* PROBLEM TO WORK ON *
Filter the entries that follow, copying every line in which the word "this" appears.

********************

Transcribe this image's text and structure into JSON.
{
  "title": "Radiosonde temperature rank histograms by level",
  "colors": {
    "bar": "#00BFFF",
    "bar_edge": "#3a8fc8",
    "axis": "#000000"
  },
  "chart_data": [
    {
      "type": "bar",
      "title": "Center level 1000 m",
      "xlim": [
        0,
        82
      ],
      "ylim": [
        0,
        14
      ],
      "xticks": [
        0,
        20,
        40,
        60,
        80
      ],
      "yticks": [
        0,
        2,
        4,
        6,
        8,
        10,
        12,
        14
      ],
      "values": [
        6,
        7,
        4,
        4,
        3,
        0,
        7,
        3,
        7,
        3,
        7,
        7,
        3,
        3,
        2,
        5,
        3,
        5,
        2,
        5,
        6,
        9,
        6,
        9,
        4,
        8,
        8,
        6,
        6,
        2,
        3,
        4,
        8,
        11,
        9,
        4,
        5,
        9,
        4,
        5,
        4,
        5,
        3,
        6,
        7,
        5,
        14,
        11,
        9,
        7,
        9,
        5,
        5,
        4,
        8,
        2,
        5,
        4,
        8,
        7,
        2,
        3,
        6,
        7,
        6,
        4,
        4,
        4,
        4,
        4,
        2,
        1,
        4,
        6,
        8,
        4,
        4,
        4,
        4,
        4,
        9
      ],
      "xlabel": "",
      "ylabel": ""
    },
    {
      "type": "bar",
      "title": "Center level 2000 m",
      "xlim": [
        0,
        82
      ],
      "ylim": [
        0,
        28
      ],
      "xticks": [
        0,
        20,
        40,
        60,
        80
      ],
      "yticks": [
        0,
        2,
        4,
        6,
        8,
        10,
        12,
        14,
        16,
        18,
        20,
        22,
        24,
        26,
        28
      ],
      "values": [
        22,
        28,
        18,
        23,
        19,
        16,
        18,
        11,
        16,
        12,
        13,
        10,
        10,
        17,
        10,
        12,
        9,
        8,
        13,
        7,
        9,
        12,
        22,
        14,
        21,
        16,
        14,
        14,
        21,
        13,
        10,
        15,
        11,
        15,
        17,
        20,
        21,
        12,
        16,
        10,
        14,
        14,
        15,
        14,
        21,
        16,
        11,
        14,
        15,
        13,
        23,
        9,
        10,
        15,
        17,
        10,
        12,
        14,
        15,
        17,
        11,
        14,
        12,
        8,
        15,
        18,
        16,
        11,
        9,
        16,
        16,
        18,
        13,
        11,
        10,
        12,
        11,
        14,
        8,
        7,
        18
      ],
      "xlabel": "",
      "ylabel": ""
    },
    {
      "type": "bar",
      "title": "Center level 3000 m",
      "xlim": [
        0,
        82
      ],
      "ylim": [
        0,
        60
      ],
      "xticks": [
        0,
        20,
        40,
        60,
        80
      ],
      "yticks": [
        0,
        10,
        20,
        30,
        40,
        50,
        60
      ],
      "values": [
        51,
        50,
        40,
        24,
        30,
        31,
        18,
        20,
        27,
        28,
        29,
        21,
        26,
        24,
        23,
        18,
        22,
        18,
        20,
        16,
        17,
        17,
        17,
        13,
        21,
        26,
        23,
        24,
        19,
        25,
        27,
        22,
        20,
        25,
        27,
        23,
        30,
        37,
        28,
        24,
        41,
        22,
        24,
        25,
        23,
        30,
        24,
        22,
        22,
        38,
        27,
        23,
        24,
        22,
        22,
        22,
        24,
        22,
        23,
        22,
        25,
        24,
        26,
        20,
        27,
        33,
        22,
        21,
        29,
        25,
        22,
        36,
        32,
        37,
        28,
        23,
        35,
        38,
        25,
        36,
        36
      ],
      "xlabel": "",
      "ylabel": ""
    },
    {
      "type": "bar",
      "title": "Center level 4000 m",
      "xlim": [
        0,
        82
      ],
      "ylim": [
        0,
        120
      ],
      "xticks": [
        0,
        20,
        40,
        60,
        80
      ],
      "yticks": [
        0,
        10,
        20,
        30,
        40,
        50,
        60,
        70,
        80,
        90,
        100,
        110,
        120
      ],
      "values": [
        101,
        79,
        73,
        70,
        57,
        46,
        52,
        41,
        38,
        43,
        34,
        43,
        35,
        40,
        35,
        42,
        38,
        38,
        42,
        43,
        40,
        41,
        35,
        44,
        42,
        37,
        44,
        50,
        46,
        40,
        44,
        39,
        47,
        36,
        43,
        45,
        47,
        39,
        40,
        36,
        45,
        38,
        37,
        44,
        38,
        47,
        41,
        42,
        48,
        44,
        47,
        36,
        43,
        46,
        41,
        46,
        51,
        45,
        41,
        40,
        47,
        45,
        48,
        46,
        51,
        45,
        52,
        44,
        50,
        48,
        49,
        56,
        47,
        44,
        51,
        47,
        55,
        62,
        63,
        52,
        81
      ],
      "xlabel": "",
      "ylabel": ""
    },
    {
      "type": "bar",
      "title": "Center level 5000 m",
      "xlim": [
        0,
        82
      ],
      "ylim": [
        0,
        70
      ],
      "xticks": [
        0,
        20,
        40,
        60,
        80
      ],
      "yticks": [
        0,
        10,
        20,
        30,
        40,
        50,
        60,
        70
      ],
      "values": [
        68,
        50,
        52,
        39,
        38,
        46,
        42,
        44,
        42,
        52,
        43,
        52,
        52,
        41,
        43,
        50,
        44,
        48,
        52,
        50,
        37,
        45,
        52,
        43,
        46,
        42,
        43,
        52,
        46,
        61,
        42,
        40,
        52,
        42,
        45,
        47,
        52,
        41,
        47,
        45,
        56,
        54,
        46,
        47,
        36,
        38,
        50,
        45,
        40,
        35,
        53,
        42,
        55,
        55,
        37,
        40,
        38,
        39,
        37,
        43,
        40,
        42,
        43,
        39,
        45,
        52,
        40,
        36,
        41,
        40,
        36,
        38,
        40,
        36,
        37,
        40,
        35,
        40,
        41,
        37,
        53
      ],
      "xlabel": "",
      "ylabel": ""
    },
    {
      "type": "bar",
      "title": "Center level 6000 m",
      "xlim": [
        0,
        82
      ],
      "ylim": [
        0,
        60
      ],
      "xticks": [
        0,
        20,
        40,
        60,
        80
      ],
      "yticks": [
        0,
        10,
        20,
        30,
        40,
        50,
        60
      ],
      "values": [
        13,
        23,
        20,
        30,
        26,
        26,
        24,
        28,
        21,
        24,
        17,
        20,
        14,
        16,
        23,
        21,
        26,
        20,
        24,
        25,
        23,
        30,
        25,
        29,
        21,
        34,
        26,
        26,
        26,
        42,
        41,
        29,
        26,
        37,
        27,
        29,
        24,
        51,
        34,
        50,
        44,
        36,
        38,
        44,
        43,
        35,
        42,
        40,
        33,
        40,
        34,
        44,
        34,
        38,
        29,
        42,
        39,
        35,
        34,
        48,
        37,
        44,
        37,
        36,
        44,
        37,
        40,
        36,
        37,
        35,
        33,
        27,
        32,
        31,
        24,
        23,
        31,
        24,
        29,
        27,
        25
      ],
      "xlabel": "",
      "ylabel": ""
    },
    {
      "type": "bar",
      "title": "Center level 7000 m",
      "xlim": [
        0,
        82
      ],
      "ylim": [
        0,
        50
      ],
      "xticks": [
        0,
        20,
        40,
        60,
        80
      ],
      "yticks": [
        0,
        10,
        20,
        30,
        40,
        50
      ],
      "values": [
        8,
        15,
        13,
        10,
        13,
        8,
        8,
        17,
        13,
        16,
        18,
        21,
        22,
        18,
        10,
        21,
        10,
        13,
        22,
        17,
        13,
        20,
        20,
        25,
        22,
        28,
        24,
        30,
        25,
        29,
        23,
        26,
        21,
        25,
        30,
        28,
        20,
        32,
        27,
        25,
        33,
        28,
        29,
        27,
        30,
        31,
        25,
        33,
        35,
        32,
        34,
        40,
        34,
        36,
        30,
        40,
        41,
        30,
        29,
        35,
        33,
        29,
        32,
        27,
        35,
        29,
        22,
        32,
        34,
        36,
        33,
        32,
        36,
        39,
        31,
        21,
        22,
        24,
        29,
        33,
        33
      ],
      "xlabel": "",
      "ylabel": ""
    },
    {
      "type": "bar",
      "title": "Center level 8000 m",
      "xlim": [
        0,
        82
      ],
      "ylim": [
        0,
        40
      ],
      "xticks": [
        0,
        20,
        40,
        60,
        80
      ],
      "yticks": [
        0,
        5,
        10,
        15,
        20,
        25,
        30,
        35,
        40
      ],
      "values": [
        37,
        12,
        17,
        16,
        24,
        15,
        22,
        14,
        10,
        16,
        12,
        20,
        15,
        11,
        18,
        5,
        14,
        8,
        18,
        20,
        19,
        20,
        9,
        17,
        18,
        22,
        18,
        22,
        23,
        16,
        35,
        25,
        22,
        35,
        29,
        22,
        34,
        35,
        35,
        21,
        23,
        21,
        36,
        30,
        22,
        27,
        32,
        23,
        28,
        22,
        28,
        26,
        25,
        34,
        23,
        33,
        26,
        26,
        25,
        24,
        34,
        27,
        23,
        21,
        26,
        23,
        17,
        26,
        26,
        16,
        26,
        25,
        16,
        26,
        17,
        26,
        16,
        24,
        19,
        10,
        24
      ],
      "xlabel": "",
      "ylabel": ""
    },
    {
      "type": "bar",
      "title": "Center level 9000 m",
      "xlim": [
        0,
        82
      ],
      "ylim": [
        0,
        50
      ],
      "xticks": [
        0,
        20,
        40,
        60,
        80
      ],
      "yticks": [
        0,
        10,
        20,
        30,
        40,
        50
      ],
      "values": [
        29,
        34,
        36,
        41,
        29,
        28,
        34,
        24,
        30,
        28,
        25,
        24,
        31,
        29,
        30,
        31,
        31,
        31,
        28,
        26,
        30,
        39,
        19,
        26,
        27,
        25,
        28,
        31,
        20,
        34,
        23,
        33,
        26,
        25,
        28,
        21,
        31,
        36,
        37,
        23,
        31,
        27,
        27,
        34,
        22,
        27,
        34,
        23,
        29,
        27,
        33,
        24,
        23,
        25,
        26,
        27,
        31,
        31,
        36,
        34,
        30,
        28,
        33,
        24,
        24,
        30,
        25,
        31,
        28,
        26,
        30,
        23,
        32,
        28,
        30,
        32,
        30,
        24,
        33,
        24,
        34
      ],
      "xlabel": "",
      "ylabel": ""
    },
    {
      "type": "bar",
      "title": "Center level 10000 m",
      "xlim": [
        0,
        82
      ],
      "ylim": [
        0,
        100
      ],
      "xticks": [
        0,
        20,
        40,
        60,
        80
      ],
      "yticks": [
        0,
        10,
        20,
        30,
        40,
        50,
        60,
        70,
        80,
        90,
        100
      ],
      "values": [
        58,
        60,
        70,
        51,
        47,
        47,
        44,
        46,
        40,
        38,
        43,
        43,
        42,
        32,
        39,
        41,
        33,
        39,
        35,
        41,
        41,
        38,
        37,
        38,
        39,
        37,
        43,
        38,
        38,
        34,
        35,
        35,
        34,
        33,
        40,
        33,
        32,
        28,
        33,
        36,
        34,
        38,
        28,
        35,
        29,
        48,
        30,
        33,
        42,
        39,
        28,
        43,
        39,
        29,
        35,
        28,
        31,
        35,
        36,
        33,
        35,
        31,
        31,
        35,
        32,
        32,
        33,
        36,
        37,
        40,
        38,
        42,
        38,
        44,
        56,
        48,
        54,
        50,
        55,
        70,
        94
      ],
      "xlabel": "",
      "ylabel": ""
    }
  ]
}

********************

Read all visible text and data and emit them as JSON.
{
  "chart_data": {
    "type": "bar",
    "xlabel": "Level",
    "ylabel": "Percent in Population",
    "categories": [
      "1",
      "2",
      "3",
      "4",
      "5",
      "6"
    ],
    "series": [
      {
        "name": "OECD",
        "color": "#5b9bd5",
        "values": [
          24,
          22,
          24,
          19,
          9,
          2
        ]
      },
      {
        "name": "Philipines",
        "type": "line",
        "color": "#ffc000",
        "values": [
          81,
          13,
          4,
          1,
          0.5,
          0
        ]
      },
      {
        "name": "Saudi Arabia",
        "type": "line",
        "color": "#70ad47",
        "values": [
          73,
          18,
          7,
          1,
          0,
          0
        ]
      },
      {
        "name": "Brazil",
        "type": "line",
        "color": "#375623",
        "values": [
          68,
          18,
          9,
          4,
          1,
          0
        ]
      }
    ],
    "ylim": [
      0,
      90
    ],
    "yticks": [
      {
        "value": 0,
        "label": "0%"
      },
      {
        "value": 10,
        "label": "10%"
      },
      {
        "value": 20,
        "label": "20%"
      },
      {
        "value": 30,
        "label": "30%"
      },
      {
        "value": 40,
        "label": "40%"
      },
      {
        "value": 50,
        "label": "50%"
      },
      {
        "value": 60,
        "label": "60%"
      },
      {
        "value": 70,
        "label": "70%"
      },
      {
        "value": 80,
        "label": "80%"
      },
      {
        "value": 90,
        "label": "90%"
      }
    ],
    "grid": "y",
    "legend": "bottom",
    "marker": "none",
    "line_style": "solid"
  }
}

********************

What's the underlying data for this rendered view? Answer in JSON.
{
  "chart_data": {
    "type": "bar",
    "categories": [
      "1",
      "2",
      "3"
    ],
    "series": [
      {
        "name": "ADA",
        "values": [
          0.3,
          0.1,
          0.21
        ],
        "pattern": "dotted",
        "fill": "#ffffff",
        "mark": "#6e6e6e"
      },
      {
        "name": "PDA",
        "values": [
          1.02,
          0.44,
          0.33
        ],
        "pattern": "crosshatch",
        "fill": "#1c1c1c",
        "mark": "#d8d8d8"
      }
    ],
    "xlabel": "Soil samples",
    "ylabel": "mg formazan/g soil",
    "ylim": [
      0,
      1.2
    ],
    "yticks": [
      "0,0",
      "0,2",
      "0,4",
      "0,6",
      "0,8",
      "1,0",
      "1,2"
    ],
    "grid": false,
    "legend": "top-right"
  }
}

********************

* TASK RESULT *
Transcribe this image's text and structure into JSON.
What's the underlying data for this rendered view? Answer in JSON.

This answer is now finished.